Comb the records below for the string "područje" and copy each line where it turns up.

___

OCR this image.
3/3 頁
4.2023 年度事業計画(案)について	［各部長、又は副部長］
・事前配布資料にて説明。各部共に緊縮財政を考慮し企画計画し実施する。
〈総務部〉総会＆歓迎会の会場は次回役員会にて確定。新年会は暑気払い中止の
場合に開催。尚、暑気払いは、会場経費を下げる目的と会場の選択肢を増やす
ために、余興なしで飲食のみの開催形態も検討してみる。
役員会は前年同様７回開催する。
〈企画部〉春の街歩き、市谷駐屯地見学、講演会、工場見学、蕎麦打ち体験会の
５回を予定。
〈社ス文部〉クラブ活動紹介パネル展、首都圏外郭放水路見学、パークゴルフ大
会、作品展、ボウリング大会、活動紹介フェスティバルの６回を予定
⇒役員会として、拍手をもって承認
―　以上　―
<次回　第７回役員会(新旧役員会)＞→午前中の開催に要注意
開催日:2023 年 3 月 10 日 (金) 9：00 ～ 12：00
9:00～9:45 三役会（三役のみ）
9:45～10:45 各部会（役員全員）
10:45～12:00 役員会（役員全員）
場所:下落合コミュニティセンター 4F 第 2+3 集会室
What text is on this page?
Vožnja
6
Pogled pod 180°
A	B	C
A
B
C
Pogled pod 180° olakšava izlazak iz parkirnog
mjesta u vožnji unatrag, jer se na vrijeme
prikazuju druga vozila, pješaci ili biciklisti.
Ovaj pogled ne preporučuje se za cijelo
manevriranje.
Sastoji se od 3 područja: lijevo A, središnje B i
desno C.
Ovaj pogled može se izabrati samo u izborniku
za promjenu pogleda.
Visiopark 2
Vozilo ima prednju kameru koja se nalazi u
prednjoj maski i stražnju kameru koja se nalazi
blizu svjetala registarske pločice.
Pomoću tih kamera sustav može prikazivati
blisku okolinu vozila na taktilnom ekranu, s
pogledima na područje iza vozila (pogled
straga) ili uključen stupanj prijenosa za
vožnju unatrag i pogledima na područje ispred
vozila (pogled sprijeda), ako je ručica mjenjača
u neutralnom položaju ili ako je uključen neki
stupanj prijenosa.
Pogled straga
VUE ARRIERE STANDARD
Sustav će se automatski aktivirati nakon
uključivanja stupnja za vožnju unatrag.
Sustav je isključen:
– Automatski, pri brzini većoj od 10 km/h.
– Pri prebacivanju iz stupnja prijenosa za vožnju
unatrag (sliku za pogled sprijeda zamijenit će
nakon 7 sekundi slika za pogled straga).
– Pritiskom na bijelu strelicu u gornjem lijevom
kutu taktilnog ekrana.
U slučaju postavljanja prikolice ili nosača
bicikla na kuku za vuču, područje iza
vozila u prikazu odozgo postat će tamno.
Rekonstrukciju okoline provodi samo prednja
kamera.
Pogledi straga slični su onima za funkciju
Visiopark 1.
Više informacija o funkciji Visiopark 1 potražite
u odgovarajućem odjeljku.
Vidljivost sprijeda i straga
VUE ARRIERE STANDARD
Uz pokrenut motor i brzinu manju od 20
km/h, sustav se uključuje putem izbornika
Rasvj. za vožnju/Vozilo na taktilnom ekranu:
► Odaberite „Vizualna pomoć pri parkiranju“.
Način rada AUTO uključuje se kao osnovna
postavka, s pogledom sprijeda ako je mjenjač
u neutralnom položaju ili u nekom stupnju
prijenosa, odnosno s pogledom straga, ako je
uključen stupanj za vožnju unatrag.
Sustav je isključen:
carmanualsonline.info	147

___

TASK SOLUTION:
pogledima na područje iza vozila (pogled
vožnju unatrag i pogledima na područje ispred
bicikla na kuku za vuču, područje iza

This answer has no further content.